**** Dataset content ****

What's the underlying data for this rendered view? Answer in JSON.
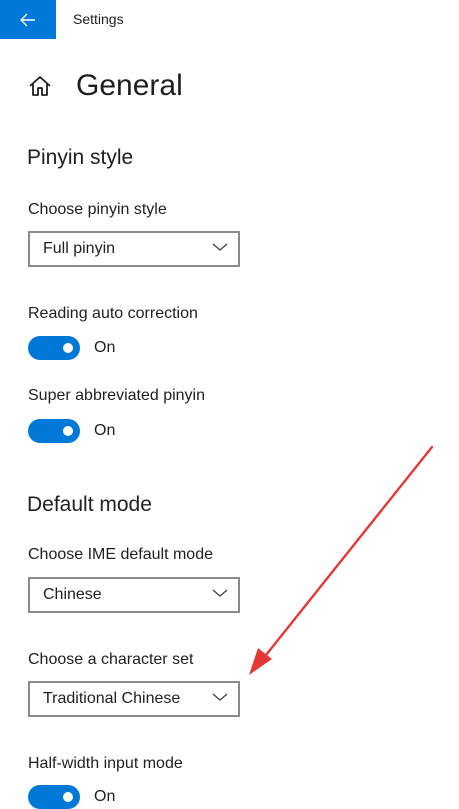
{
  "window": {
    "title": "Settings"
  },
  "page": {
    "title": "General"
  },
  "sections": {
    "pinyin": {
      "title": "Pinyin style",
      "choose_label": "Choose pinyin style",
      "choose_value": "Full pinyin",
      "reading_label": "Reading auto correction",
      "reading_state": "On",
      "super_label": "Super abbreviated pinyin",
      "super_state": "On"
    },
    "default_mode": {
      "title": "Default mode",
      "ime_label": "Choose IME default mode",
      "ime_value": "Chinese",
      "charset_label": "Choose a character set",
      "charset_value": "Traditional Chinese",
      "halfwidth_label": "Half-width input mode",
      "halfwidth_state": "On"
    }
  },
  "colors": {
    "accent": "#0078d7",
    "annotation": "#e53935"
  },
  "icons": {
    "back": "back-arrow-icon",
    "home": "home-icon",
    "dropdown": "chevron-down-icon"
  }
}
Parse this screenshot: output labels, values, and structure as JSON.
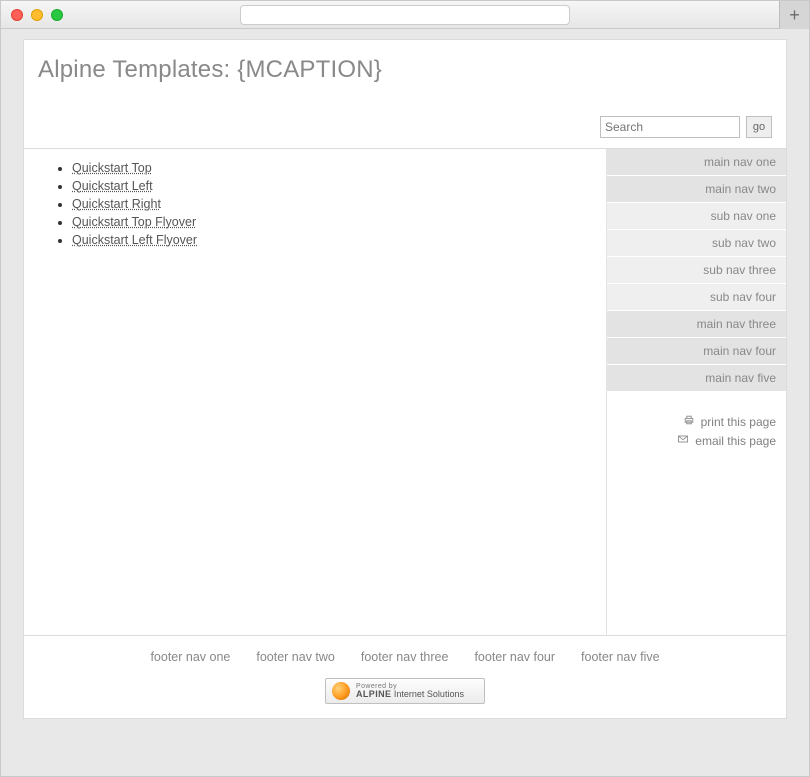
{
  "header": {
    "title": "Alpine Templates: {MCAPTION}"
  },
  "search": {
    "placeholder": "Search",
    "button": "go"
  },
  "main": {
    "links": [
      "Quickstart Top",
      "Quickstart Left",
      "Quickstart Right",
      "Quickstart Top Flyover",
      "Quickstart Left Flyover"
    ]
  },
  "sidenav": [
    {
      "label": "main nav one",
      "type": "main"
    },
    {
      "label": "main nav two",
      "type": "main"
    },
    {
      "label": "sub nav one",
      "type": "sub"
    },
    {
      "label": "sub nav two",
      "type": "sub"
    },
    {
      "label": "sub nav three",
      "type": "sub"
    },
    {
      "label": "sub nav four",
      "type": "sub"
    },
    {
      "label": "main nav three",
      "type": "main"
    },
    {
      "label": "main nav four",
      "type": "main"
    },
    {
      "label": "main nav five",
      "type": "main"
    }
  ],
  "tools": {
    "print": "print this page",
    "email": "email this page"
  },
  "footer": {
    "links": [
      "footer nav one",
      "footer nav two",
      "footer nav three",
      "footer nav four",
      "footer nav five"
    ],
    "badge": {
      "line1": "Powered by",
      "brand": "ALPINE",
      "rest": " Internet Solutions"
    }
  }
}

****

What you are asked to do: Pictures are left out; print exactly the lines from the one holding "Parse this screenshot: output" through the last line of the listing above, both included.

Answer for this exercise:
Parse this screenshot: output labels, values, and structure as JSON.
{
  "header": {
    "title": "Alpine Templates: {MCAPTION}"
  },
  "search": {
    "placeholder": "Search",
    "button": "go"
  },
  "main": {
    "links": [
      "Quickstart Top",
      "Quickstart Left",
      "Quickstart Right",
      "Quickstart Top Flyover",
      "Quickstart Left Flyover"
    ]
  },
  "sidenav": [
    {
      "label": "main nav one",
      "type": "main"
    },
    {
      "label": "main nav two",
      "type": "main"
    },
    {
      "label": "sub nav one",
      "type": "sub"
    },
    {
      "label": "sub nav two",
      "type": "sub"
    },
    {
      "label": "sub nav three",
      "type": "sub"
    },
    {
      "label": "sub nav four",
      "type": "sub"
    },
    {
      "label": "main nav three",
      "type": "main"
    },
    {
      "label": "main nav four",
      "type": "main"
    },
    {
      "label": "main nav five",
      "type": "main"
    }
  ],
  "tools": {
    "print": "print this page",
    "email": "email this page"
  },
  "footer": {
    "links": [
      "footer nav one",
      "footer nav two",
      "footer nav three",
      "footer nav four",
      "footer nav five"
    ],
    "badge": {
      "line1": "Powered by",
      "brand": "ALPINE",
      "rest": " Internet Solutions"
    }
  }
}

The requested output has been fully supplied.